(Data records)
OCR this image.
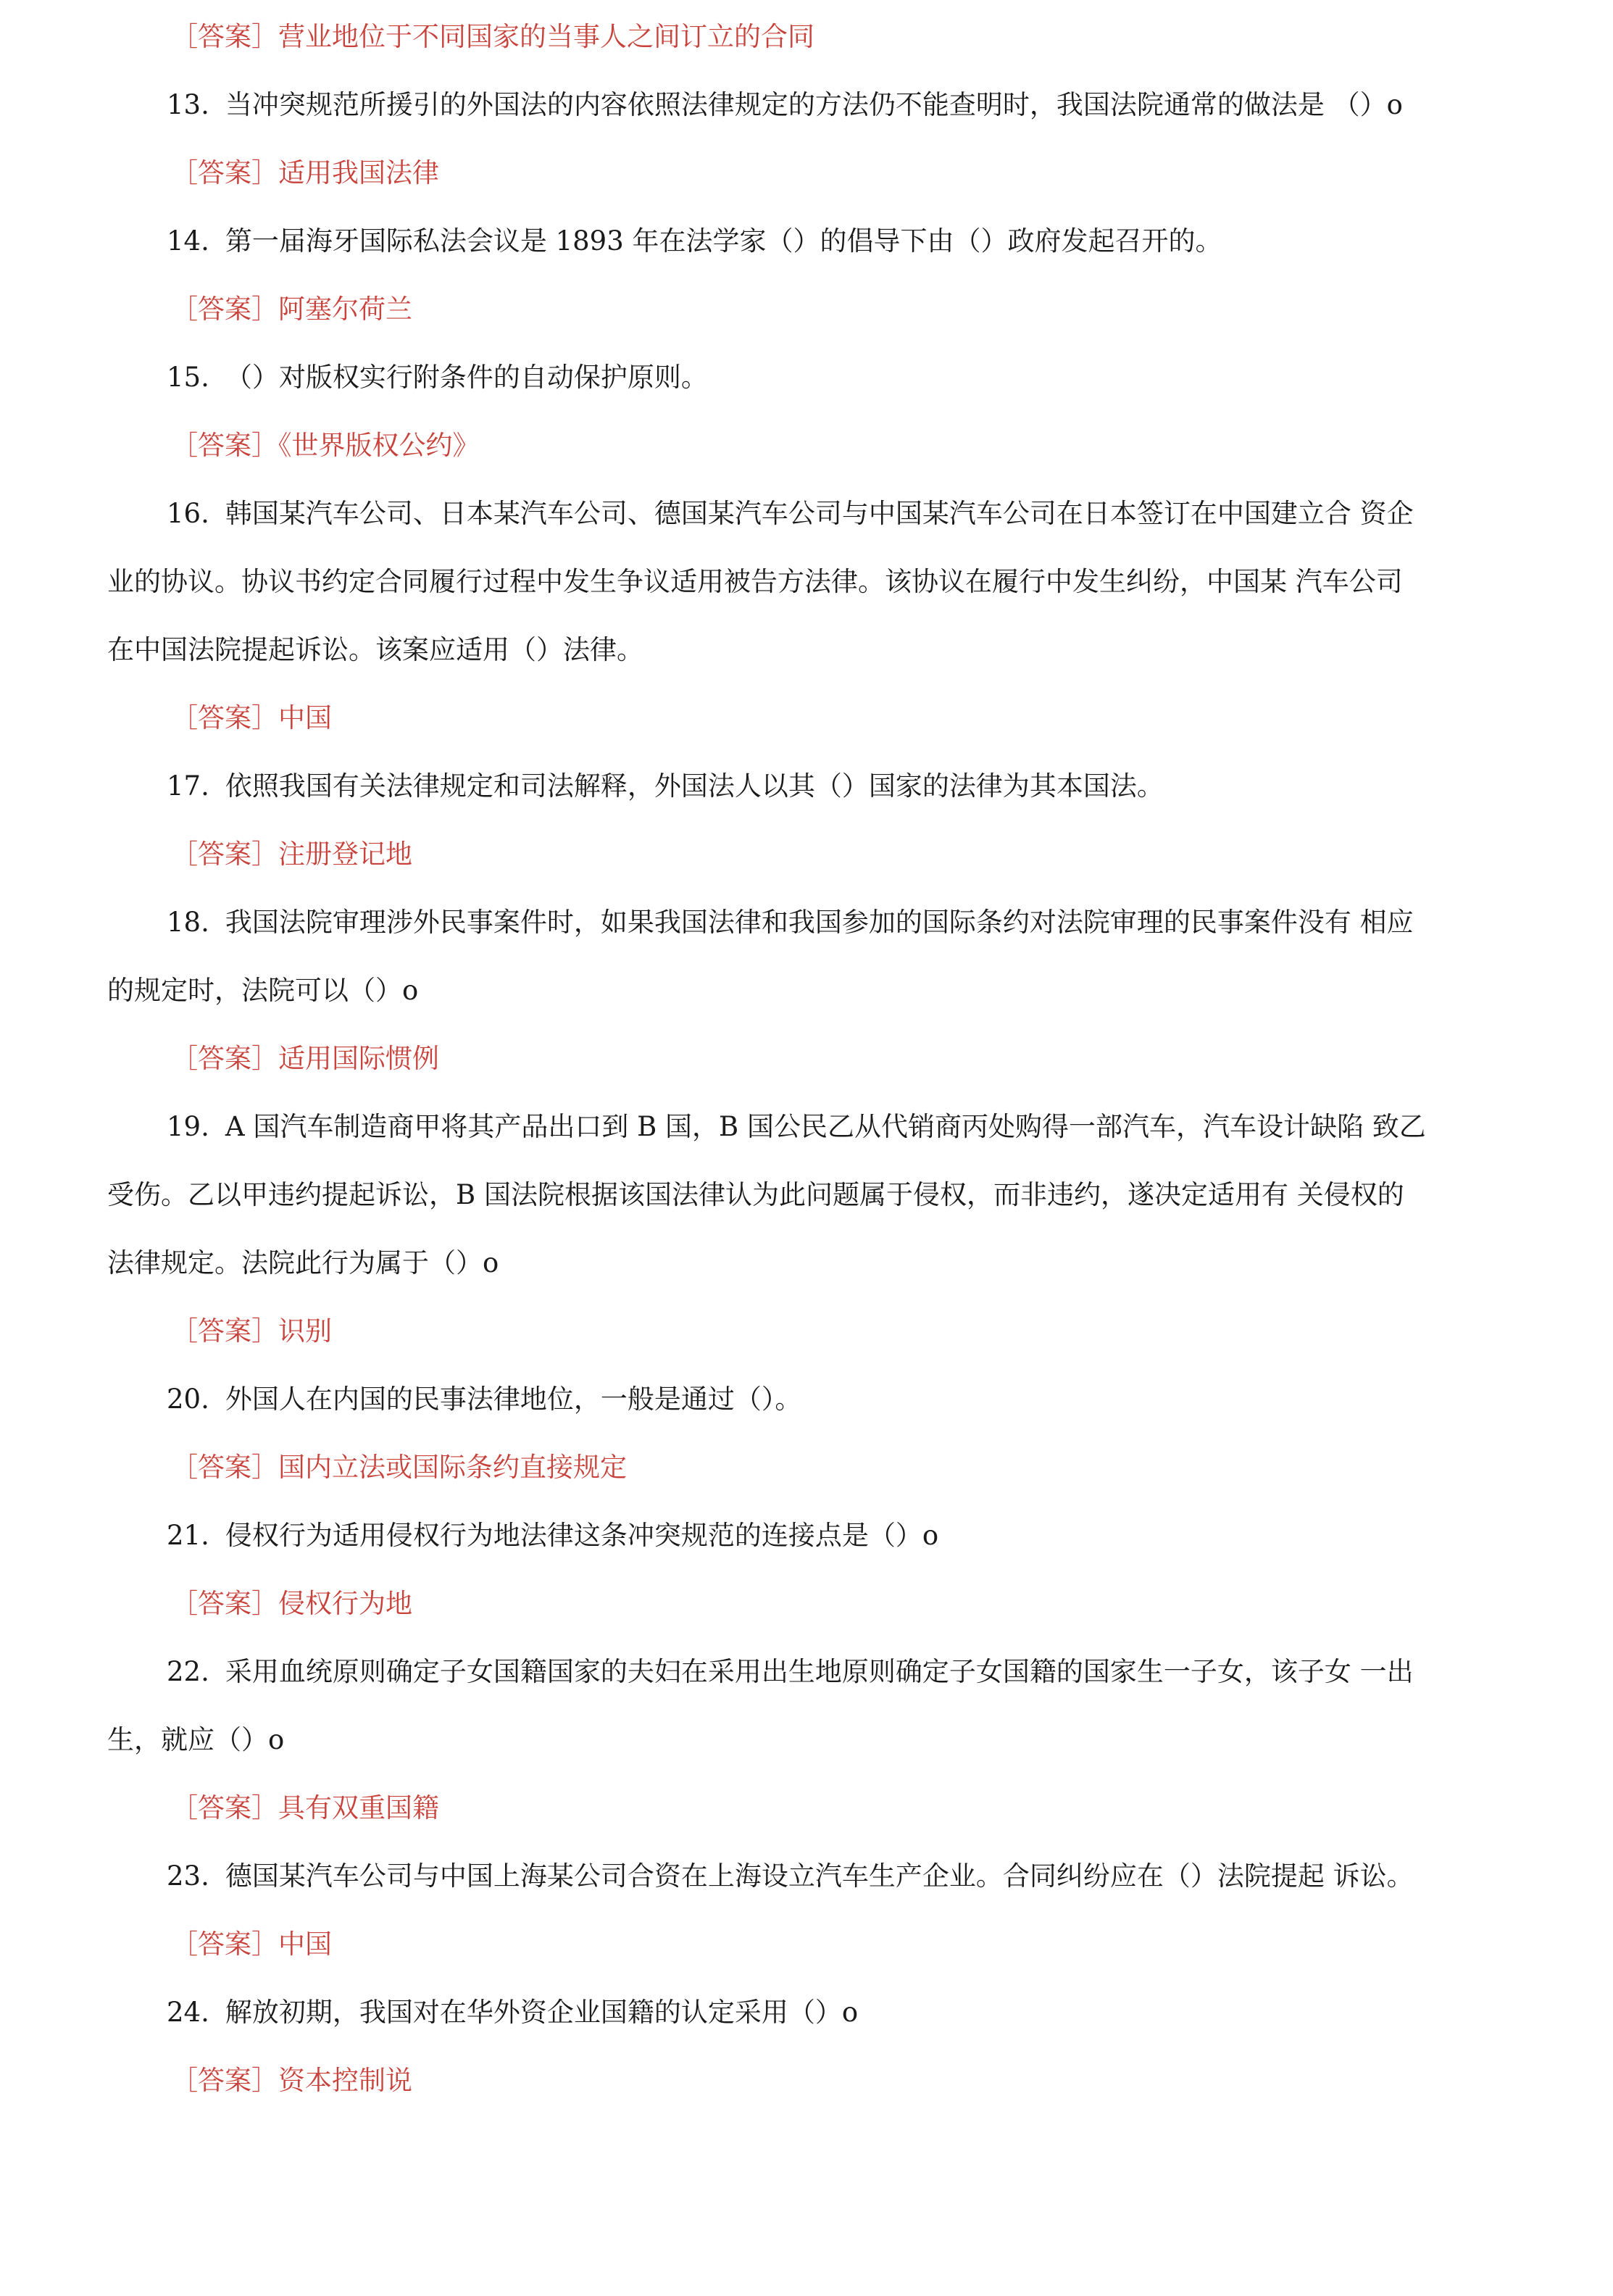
［答案］营业地位于不同国家的当事人之间订立的合同
13. 当冲突规范所援引的外国法的内容依照法律规定的方法仍不能查明时，我国法院通常的做法是 （）o
［答案］适用我国法律
14. 第一届海牙国际私法会议是 1893 年在法学家（）的倡导下由（）政府发起召开的。
［答案］阿塞尔荷兰
15. （）对版权实行附条件的自动保护原则。
［答案］《世界版权公约》
16. 韩国某汽车公司、日本某汽车公司、德国某汽车公司与中国某汽车公司在日本签订在中国建立合 资企
业的协议。协议书约定合同履行过程中发生争议适用被告方法律。该协议在履行中发生纠纷，中国某 汽车公司
在中国法院提起诉讼。该案应适用（）法律。
［答案］中国
17. 依照我国有关法律规定和司法解释，外国法人以其（）国家的法律为其本国法。
［答案］注册登记地
18. 我国法院审理涉外民事案件时，如果我国法律和我国参加的国际条约对法院审理的民事案件没有 相应
的规定时，法院可以（）o
［答案］适用国际惯例
19. A 国汽车制造商甲将其产品出口到 B 国，B 国公民乙从代销商丙处购得一部汽车，汽车设计缺陷 致乙
受伤。乙以甲违约提起诉讼，B 国法院根据该国法律认为此问题属于侵权，而非违约，遂决定适用有 关侵权的
法律规定。法院此行为属于（）o
［答案］识别
20. 外国人在内国的民事法律地位，一般是通过（）。
［答案］国内立法或国际条约直接规定
21. 侵权行为适用侵权行为地法律这条冲突规范的连接点是（）o
［答案］侵权行为地
22. 采用血统原则确定子女国籍国家的夫妇在采用出生地原则确定子女国籍的国家生一子女，该子女 一出
生，就应（）o
［答案］具有双重国籍
23. 德国某汽车公司与中国上海某公司合资在上海设立汽车生产企业。合同纠纷应在（）法院提起 诉讼。
［答案］中国
24. 解放初期，我国对在华外资企业国籍的认定采用（）o
［答案］资本控制说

=== The problem ===
Reproduce every line precisely as given, omitting all pictures.

=== Exercise result ===
OCR this image.
［答案］营业地位于不同国家的当事人之间订立的合同
13. 当冲突规范所援引的外国法的内容依照法律规定的方法仍不能查明时，我国法院通常的做法是 （）o
［答案］适用我国法律
14. 第一届海牙国际私法会议是 1893 年在法学家（）的倡导下由（）政府发起召开的。
［答案］阿塞尔荷兰
15. （）对版权实行附条件的自动保护原则。
［答案］《世界版权公约》
16. 韩国某汽车公司、日本某汽车公司、德国某汽车公司与中国某汽车公司在日本签订在中国建立合 资企
业的协议。协议书约定合同履行过程中发生争议适用被告方法律。该协议在履行中发生纠纷，中国某 汽车公司
在中国法院提起诉讼。该案应适用（）法律。
［答案］中国
17. 依照我国有关法律规定和司法解释，外国法人以其（）国家的法律为其本国法。
［答案］注册登记地
18. 我国法院审理涉外民事案件时，如果我国法律和我国参加的国际条约对法院审理的民事案件没有 相应
的规定时，法院可以（）o
［答案］适用国际惯例
19. A 国汽车制造商甲将其产品出口到 B 国，B 国公民乙从代销商丙处购得一部汽车，汽车设计缺陷 致乙
受伤。乙以甲违约提起诉讼，B 国法院根据该国法律认为此问题属于侵权，而非违约，遂决定适用有 关侵权的
法律规定。法院此行为属于（）o
［答案］识别
20. 外国人在内国的民事法律地位，一般是通过（）。
［答案］国内立法或国际条约直接规定
21. 侵权行为适用侵权行为地法律这条冲突规范的连接点是（）o
［答案］侵权行为地
22. 采用血统原则确定子女国籍国家的夫妇在采用出生地原则确定子女国籍的国家生一子女，该子女 一出
生，就应（）o
［答案］具有双重国籍
23. 德国某汽车公司与中国上海某公司合资在上海设立汽车生产企业。合同纠纷应在（）法院提起 诉讼。
［答案］中国
24. 解放初期，我国对在华外资企业国籍的认定采用（）o
［答案］资本控制说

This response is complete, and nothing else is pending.